((

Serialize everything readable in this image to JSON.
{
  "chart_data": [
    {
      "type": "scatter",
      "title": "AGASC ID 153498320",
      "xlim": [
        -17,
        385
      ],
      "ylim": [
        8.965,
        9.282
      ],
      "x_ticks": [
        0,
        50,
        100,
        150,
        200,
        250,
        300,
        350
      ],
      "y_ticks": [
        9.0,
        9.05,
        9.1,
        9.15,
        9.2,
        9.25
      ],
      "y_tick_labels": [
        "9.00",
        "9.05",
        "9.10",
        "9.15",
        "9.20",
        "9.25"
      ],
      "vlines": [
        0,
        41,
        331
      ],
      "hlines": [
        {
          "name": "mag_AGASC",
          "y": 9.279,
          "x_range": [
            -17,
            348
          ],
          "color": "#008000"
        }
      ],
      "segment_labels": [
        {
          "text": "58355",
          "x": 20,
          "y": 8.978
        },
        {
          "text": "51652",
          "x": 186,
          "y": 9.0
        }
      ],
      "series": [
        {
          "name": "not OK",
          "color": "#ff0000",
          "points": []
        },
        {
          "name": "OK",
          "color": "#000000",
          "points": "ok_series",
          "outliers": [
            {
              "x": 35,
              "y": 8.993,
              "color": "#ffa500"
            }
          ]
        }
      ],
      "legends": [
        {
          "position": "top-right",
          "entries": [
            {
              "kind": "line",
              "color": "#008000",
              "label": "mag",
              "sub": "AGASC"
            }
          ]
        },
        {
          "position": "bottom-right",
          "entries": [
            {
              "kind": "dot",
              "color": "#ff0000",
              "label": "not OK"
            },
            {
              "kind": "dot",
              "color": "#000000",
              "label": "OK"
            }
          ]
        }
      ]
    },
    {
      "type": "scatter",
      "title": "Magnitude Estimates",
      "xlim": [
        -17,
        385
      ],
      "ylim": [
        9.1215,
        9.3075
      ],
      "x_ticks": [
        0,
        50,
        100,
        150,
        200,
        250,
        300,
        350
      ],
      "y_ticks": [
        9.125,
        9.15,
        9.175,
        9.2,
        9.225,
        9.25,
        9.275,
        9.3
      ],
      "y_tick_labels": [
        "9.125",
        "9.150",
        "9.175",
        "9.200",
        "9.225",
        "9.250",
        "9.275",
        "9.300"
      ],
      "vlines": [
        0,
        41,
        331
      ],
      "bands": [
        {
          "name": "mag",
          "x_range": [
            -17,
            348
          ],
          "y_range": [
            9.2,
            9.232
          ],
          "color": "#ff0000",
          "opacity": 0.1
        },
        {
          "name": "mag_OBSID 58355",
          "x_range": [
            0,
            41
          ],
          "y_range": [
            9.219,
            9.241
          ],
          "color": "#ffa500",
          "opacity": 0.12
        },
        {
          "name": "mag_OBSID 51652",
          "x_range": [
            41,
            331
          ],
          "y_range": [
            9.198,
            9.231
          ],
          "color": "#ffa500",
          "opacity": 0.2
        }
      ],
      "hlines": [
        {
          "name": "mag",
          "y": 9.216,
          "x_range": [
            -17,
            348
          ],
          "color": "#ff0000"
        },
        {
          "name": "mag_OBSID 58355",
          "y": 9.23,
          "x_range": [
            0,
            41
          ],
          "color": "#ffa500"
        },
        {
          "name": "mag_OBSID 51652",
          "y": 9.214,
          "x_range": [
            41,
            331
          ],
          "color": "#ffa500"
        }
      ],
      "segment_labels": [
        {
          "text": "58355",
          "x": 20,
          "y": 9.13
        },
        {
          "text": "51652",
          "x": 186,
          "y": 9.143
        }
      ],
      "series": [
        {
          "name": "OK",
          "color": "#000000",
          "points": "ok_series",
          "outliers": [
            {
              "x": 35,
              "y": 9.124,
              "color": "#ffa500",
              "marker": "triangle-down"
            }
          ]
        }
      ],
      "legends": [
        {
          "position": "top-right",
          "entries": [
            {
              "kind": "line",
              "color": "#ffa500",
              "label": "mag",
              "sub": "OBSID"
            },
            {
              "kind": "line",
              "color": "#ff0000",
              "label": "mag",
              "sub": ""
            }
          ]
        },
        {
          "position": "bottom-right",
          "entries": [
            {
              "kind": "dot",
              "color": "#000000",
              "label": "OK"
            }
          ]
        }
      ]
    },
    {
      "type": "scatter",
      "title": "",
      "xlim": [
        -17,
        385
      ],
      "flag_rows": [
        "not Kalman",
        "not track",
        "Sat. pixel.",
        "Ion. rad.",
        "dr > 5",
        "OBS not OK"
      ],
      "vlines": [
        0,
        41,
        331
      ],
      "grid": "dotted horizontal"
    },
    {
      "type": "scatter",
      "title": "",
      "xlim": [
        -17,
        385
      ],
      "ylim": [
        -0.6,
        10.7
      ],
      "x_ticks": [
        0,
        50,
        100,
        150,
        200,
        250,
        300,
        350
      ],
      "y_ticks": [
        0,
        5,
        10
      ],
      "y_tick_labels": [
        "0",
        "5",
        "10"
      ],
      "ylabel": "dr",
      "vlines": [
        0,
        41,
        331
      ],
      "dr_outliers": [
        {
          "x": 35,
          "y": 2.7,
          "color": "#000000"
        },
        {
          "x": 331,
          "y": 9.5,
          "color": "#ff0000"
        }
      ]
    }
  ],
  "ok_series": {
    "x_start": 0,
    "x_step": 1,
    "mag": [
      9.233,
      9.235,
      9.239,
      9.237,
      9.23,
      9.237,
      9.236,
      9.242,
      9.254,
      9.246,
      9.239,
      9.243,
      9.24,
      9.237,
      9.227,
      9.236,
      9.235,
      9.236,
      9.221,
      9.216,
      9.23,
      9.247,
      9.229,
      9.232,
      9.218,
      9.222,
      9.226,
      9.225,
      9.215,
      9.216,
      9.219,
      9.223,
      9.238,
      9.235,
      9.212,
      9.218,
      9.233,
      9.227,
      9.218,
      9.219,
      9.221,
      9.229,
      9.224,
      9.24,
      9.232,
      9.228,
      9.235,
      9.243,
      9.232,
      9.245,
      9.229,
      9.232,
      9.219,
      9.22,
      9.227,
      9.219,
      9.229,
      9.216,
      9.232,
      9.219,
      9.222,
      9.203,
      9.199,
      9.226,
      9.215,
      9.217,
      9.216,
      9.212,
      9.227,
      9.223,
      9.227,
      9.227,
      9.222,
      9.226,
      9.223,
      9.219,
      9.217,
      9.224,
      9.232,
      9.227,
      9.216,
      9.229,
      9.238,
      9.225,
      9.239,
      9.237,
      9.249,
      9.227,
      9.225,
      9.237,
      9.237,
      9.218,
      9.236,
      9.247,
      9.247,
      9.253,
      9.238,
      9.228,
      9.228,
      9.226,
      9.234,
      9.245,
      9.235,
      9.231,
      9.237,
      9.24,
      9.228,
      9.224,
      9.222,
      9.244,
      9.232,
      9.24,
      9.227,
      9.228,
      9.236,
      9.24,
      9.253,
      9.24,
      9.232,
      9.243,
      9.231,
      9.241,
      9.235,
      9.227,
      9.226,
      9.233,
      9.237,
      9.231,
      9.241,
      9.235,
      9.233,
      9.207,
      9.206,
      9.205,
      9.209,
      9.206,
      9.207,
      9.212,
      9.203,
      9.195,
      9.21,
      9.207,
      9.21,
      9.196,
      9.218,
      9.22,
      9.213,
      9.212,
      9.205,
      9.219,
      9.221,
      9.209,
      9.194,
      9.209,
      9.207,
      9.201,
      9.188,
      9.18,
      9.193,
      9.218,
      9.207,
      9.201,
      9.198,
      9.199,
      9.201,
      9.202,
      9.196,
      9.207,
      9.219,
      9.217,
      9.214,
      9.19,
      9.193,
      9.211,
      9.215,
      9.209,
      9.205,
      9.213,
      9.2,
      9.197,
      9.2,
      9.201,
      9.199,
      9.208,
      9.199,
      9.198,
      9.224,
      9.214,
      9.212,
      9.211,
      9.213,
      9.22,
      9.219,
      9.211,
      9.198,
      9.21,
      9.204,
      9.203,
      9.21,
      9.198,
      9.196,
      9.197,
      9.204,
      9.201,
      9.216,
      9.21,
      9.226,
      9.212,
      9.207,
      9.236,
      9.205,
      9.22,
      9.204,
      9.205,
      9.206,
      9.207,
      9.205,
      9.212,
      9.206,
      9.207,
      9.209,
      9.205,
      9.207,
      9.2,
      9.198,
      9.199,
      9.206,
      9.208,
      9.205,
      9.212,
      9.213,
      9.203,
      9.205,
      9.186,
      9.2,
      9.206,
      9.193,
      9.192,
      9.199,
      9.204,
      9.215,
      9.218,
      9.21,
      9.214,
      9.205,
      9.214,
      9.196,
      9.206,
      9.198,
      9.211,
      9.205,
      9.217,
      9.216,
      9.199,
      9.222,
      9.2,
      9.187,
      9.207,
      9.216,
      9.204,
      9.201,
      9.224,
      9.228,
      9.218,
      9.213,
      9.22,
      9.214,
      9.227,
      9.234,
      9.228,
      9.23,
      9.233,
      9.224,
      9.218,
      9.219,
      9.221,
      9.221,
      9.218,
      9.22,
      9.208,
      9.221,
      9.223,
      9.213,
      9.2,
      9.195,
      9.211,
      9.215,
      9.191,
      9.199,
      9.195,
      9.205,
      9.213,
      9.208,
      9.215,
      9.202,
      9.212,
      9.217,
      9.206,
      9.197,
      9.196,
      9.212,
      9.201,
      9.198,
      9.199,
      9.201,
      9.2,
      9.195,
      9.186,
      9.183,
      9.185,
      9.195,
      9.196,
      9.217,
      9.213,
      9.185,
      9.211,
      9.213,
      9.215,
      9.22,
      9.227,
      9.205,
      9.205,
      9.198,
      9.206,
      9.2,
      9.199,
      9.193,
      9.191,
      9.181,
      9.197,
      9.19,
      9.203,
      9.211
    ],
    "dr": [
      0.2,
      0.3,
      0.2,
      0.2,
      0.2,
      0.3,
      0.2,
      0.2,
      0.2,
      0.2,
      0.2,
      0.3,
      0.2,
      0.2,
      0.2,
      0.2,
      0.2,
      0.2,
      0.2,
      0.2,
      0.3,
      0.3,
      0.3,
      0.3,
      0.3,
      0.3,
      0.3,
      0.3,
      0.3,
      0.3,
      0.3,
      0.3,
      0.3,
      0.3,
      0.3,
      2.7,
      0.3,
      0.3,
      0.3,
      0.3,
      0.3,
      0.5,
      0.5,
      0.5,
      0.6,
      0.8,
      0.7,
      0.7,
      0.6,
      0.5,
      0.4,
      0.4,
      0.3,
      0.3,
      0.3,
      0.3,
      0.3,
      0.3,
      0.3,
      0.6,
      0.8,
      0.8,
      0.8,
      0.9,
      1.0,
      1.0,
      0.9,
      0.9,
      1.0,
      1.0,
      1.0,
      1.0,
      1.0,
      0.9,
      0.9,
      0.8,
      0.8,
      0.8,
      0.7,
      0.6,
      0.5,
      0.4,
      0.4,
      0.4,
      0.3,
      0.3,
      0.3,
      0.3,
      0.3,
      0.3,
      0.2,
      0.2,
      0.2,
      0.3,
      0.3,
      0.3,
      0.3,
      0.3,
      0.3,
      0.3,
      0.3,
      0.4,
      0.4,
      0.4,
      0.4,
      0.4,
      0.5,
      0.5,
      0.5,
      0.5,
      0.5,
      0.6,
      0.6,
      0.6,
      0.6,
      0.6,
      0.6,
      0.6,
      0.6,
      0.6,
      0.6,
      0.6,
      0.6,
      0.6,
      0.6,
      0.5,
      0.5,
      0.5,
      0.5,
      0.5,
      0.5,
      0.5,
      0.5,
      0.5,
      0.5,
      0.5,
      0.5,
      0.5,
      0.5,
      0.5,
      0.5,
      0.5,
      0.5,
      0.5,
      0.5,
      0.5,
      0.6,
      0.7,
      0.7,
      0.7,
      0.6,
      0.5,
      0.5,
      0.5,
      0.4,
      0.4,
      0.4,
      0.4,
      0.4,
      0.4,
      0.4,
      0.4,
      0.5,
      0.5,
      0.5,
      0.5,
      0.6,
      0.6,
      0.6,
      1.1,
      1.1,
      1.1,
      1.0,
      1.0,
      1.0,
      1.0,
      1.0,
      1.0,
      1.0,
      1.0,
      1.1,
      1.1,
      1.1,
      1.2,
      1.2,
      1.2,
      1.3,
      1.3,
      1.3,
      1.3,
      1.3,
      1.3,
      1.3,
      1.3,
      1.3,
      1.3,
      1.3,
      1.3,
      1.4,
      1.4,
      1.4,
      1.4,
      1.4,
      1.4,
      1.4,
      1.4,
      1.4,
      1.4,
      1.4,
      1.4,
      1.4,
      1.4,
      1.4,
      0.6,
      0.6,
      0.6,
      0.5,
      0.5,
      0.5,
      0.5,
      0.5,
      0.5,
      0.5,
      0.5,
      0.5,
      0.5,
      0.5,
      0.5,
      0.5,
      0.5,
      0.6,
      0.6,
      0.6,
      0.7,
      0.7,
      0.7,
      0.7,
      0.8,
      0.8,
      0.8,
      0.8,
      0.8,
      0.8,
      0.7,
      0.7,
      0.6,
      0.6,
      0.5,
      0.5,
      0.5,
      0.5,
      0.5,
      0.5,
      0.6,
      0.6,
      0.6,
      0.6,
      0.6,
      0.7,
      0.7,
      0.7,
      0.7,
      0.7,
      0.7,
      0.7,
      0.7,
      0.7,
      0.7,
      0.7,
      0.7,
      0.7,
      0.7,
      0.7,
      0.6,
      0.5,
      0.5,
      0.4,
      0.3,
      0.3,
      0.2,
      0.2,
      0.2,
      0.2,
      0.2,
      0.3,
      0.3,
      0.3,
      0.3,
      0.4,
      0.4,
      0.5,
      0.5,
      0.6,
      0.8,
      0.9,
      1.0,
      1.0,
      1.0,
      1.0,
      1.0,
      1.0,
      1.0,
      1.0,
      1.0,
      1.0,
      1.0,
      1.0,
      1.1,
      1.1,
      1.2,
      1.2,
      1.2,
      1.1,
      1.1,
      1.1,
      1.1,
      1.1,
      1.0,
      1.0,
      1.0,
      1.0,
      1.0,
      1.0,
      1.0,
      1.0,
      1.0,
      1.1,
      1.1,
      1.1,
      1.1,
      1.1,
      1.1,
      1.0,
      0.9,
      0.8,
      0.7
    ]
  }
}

))

What to produce: Only lines holding the string "title" are wanted; gather each one from the entries above.

Answer to the exercise:
      "title": "AGASC ID 153498320",
      "title": "Magnitude Estimates",
      "title": "",
      "title": "",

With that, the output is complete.